[Data items]
>> START

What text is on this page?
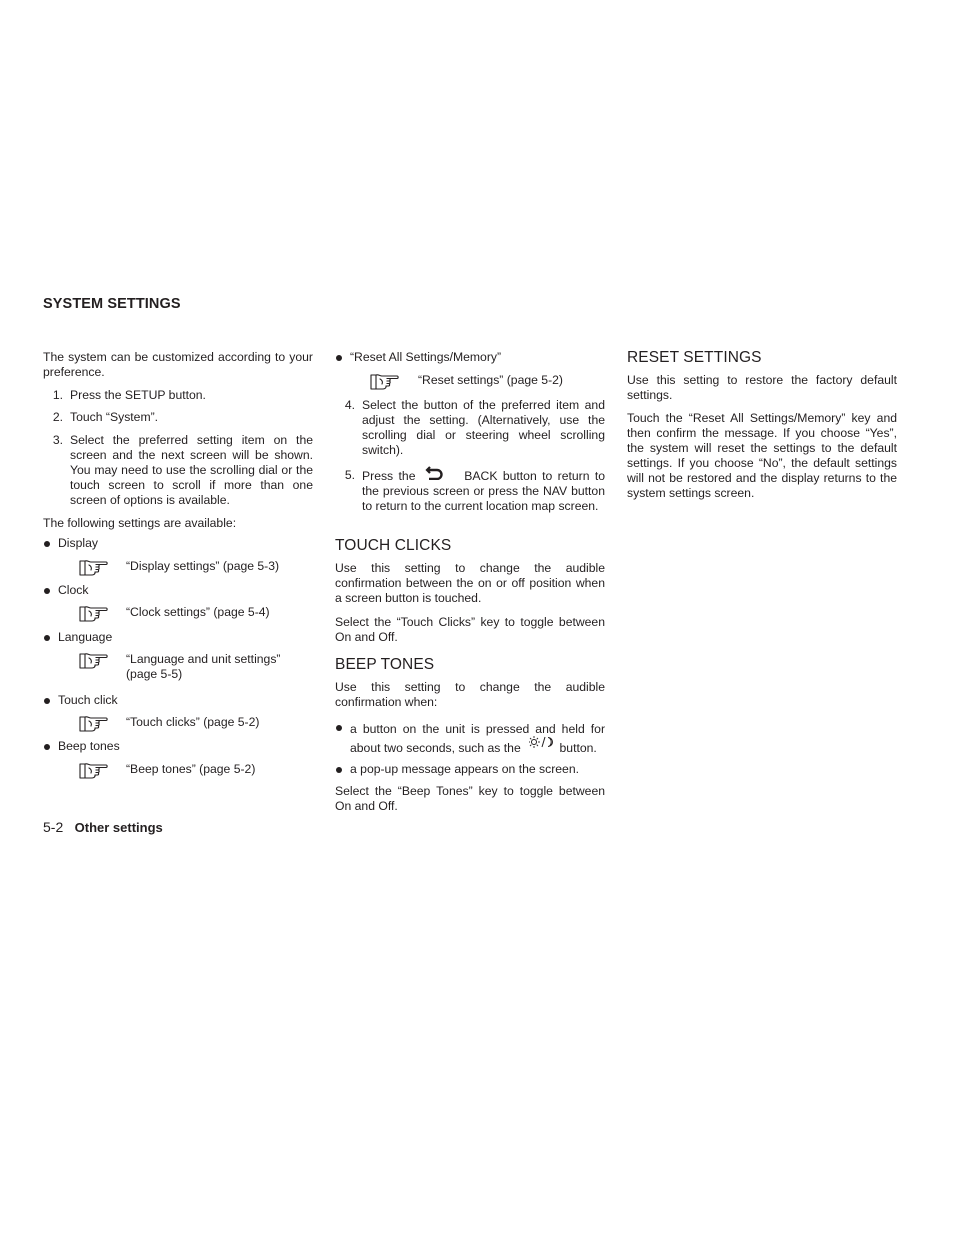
SYSTEM SETTINGS

The system can be customized according to your preference.

1. Press the SETUP button.

2. Touch “System”.

3. Select the preferred setting item on the screen and the next screen will be shown. You may need to use the scrolling dial or the touch screen to scroll if more than one screen of options is available.

The following settings are available:

Display
“Display settings” (page 5-3)
Clock
“Clock settings” (page 5-4)
Language
“Language and unit settings” (page 5-5)
Touch click
“Touch clicks” (page 5-2)
Beep tones
“Beep tones” (page 5-2)
5-2 Other settings
“Reset All Settings/Memory”
“Reset settings” (page 5-2)
4. Select the button of the preferred item and adjust the setting. (Alternatively, use the scrolling dial or steering wheel scrolling switch).

5. Press the	BACK button to return to the previous screen or press the NAV button to return to the current location map screen.
TOUCH CLICKS

Use this setting to change the audible confirmation between the on or off position when a screen button is touched.

Select the “Touch Clicks” key to toggle between On and Off.

BEEP TONES

Use this setting to change the audible confirmation when:

a button on the unit is pressed and held for about two seconds, such as the	button.
a pop-up message appears on the screen.
Select the “Beep Tones” key to toggle between On and Off.
RESET SETTINGS

Use this setting to restore the factory default settings.

Touch the “Reset All Settings/Memory” key and then confirm the message. If you choose “Yes”, the system will reset the settings to the default settings. If you choose “No”, the default settings will not be restored and the display returns to the system settings screen.
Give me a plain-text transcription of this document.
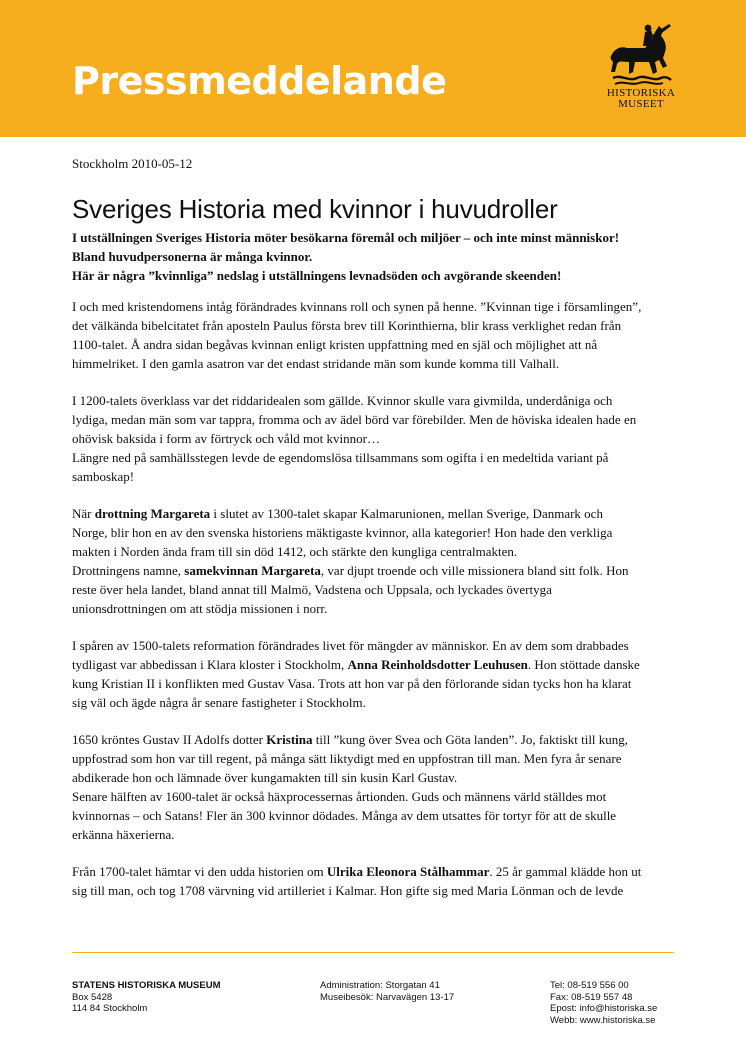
Pressmeddelande	HISTORISKA
MUSEET

Stockholm 2010-05-12

Sveriges Historia med kvinnor i huvudroller

I utställningen Sveriges Historia möter besökarna föremål och miljöer – och inte minst människor!

Bland huvudpersonerna är många kvinnor.

Här är några ”kvinnliga” nedslag i utställningens levnadsöden och avgörande skeenden!

I och med kristendomens intåg förändrades kvinnans roll och synen på henne. ”Kvinnan tige i församlingen”,

det välkända bibelcitatet från aposteln Paulus första brev till Korinthierna, blir krass verklighet redan från

1100-talet. Å andra sidan begåvas kvinnan enligt kristen uppfattning med en själ och möjlighet att nå

himmelriket. I den gamla asatron var det endast stridande män som kunde komma till Valhall.

I 1200-talets överklass var det riddaridealen som gällde. Kvinnor skulle vara givmilda, underdåniga och

lydiga, medan män som var tappra, fromma och av ädel börd var förebilder. Men de höviska idealen hade en

ohövisk baksida i form av förtryck och våld mot kvinnor…

Längre ned på samhällsstegen levde de egendomslösa tillsammans som ogifta i en medeltida variant på

samboskap!

När drottning Margareta i slutet av 1300-talet skapar Kalmarunionen, mellan Sverige, Danmark och

Norge, blir hon en av den svenska historiens mäktigaste kvinnor, alla kategorier! Hon hade den verkliga

makten i Norden ända fram till sin död 1412, och stärkte den kungliga centralmakten.

Drottningens namne, samekvinnan Margareta, var djupt troende och ville missionera bland sitt folk. Hon

reste över hela landet, bland annat till Malmö, Vadstena och Uppsala, och lyckades övertyga

unionsdrottningen om att stödja missionen i norr.

I spåren av 1500-talets reformation förändrades livet för mängder av människor. En av dem som drabbades

tydligast var abbedissan i Klara kloster i Stockholm, Anna Reinholdsdotter Leuhusen. Hon stöttade danske

kung Kristian II i konflikten med Gustav Vasa. Trots att hon var på den förlorande sidan tycks hon ha klarat

sig väl och ägde några år senare fastigheter i Stockholm.

1650 kröntes Gustav II Adolfs dotter Kristina till ”kung över Svea och Göta landen”. Jo, faktiskt till kung,

uppfostrad som hon var till regent, på många sätt liktydigt med en uppfostran till man. Men fyra år senare

abdikerade hon och lämnade över kungamakten till sin kusin Karl Gustav.

Senare hälften av 1600-talet är också häxprocessernas årtionden. Guds och männens värld ställdes mot

kvinnornas – och Satans! Fler än 300 kvinnor dödades. Många av dem utsattes för tortyr för att de skulle

erkänna häxerierna.

Från 1700-talet hämtar vi den udda historien om Ulrika Eleonora Stålhammar. 25 år gammal klädde hon ut

sig till man, och tog 1708 värvning vid artilleriet i Kalmar. Hon gifte sig med Maria Lönman och de levde

STATENS HISTORISKA MUSEUM
Box 5428
114 84 Stockholm
Administration: Storgatan 41
Museibesök: Narvavägen 13-17
Tel: 08-519 556 00
Fax: 08-519 557 48
Epost: info@historiska.se
Webb: www.historiska.se
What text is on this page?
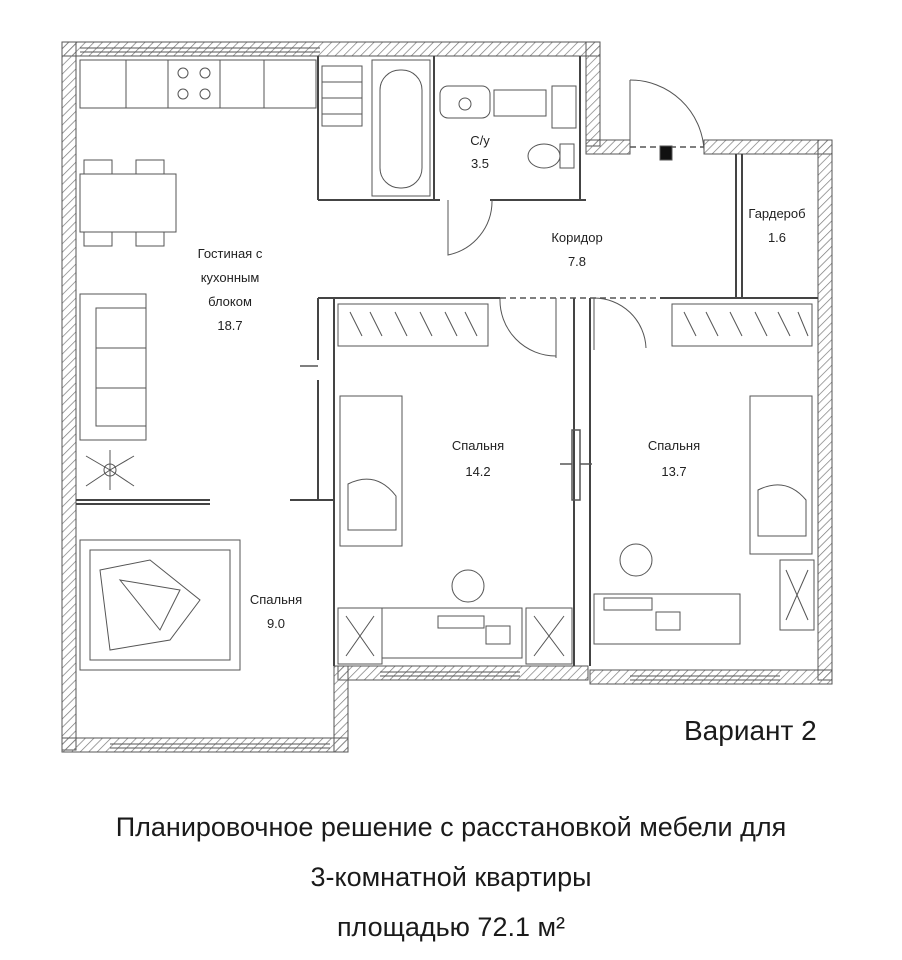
С/у
3.5
Коридор
7.8
Гардероб
1.6
Гостиная с
кухонным
блоком
18.7
Спальня
14.2
Спальня
13.7
Спальня
9.0
Вариант 2
Планировочное решение с расстановкой мебели для
3-комнатной квартиры
площадью 72.1 м²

>> END

Requirements -> Search the data above for the word "page", then gather each line in which it appears.

Solution to the problem ->
What text is on this page?
“Display settings” (page 5-3)
“Clock settings” (page 5-4)
“Language and unit settings” (page 5-5)
“Touch clicks” (page 5-2)
“Beep tones” (page 5-2)
“Reset settings” (page 5-2)
What text is on this page?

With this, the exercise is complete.